AIM:
Each record below is to be copied word for word, with pictures removed.

Collected data:

.....

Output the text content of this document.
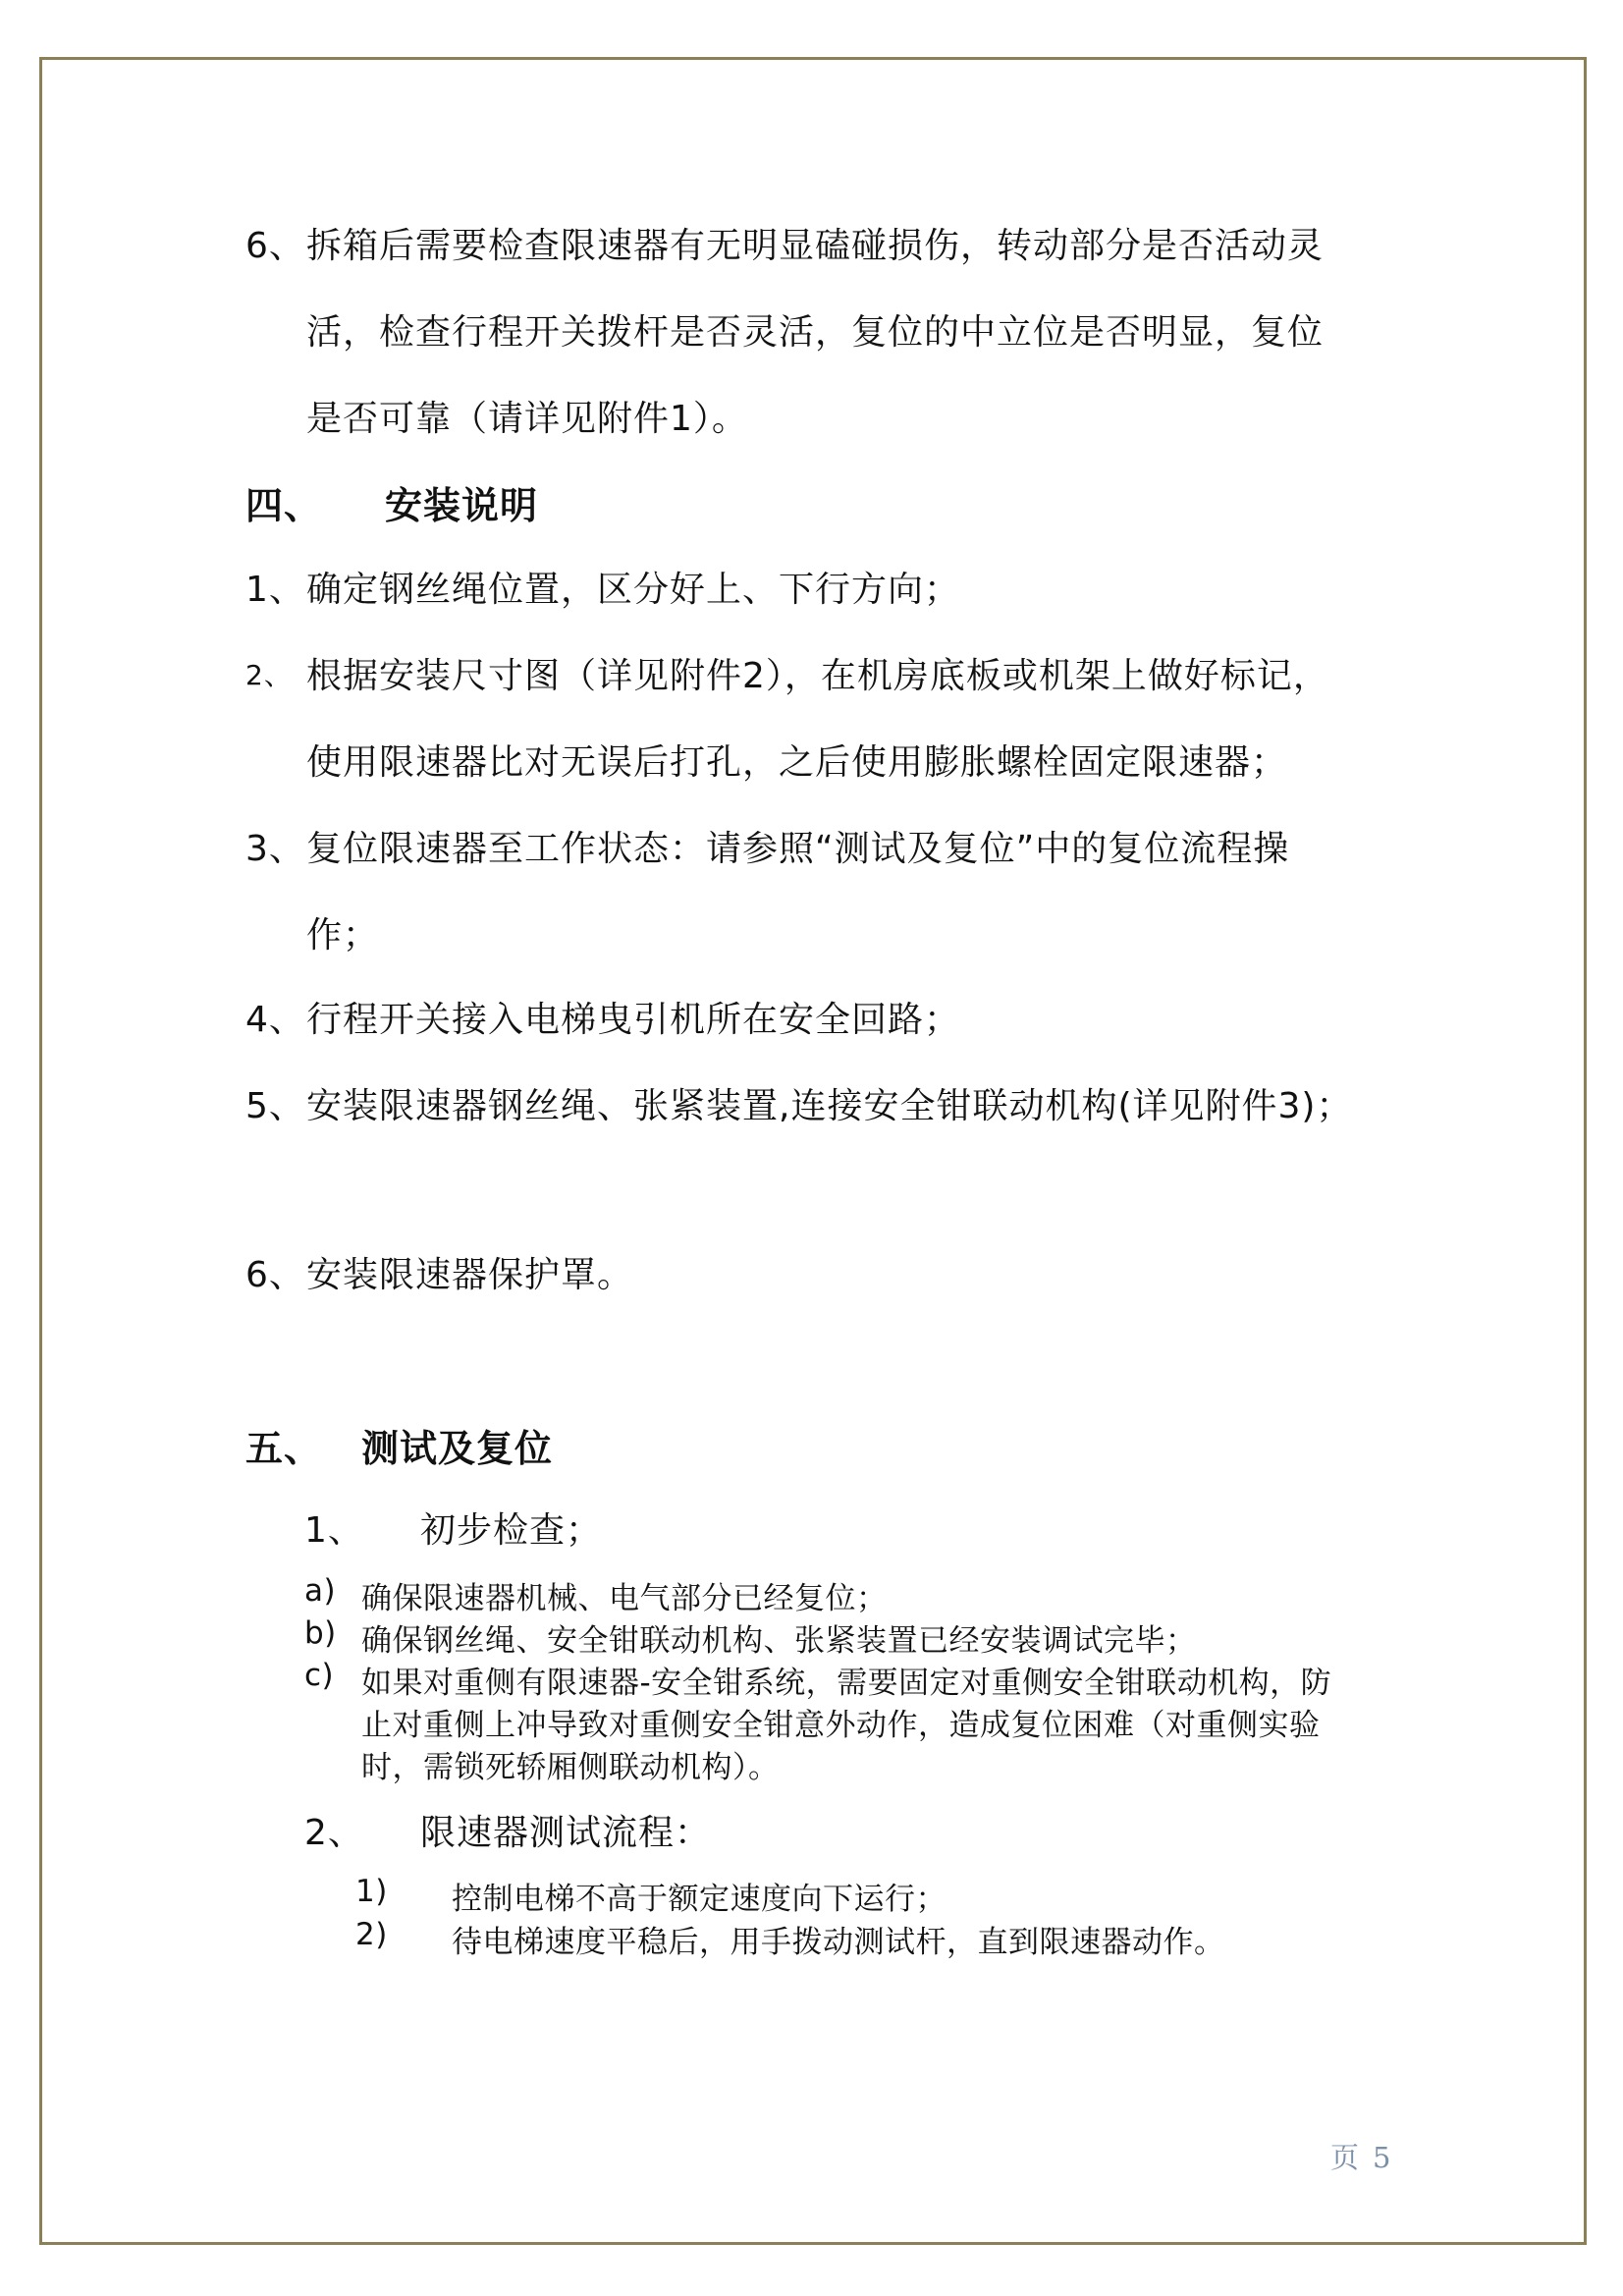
6、 拆箱后需要检查限速器有无明显磕碰损伤，转动部分是否活动灵
活，检查行程开关拨杆是否灵活，复位的中立位是否明显，复位
是否可靠（请详见附件1）。
四、 安装说明
1、 确定钢丝绳位置，区分好上、下行方向；
2、 根据安装尺寸图（详见附件2），在机房底板或机架上做好标记，
使用限速器比对无误后打孔，之后使用膨胀螺栓固定限速器；
3、 复位限速器至工作状态：请参照“测试及复位”中的复位流程操
作；
4、 行程开关接入电梯曳引机所在安全回路；
5、 安装限速器钢丝绳、张紧装置,连接安全钳联动机构(详见附件3)；
6、 安装限速器保护罩。
五、 测试及复位
1、 初步检查；
a) 确保限速器机械、电气部分已经复位；
b) 确保钢丝绳、安全钳联动机构、张紧装置已经安装调试完毕；
c) 如果对重侧有限速器-安全钳系统，需要固定对重侧安全钳联动机构，防
止对重侧上冲导致对重侧安全钳意外动作，造成复位困难（对重侧实验
时，需锁死轿厢侧联动机构）。
2、 限速器测试流程：
1) 控制电梯不高于额定速度向下运行；
2) 待电梯速度平稳后，用手拨动测试杆，直到限速器动作。
页 5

.....

WRITTEN SOLUTION:
Output the text content of this document.
6、 拆箱后需要检查限速器有无明显磕碰损伤，转动部分是否活动灵
活，检查行程开关拨杆是否灵活，复位的中立位是否明显，复位
是否可靠（请详见附件1）。
四、 安装说明
1、 确定钢丝绳位置，区分好上、下行方向；
2、 根据安装尺寸图（详见附件2），在机房底板或机架上做好标记，
使用限速器比对无误后打孔，之后使用膨胀螺栓固定限速器；
3、 复位限速器至工作状态：请参照“测试及复位”中的复位流程操
作；
4、 行程开关接入电梯曳引机所在安全回路；
5、 安装限速器钢丝绳、张紧装置,连接安全钳联动机构(详见附件3)；
6、 安装限速器保护罩。
五、 测试及复位
1、 初步检查；
a) 确保限速器机械、电气部分已经复位；
b) 确保钢丝绳、安全钳联动机构、张紧装置已经安装调试完毕；
c) 如果对重侧有限速器-安全钳系统，需要固定对重侧安全钳联动机构，防
止对重侧上冲导致对重侧安全钳意外动作，造成复位困难（对重侧实验
时，需锁死轿厢侧联动机构）。
2、 限速器测试流程：
1) 控制电梯不高于额定速度向下运行；
2) 待电梯速度平稳后，用手拨动测试杆，直到限速器动作。
页 5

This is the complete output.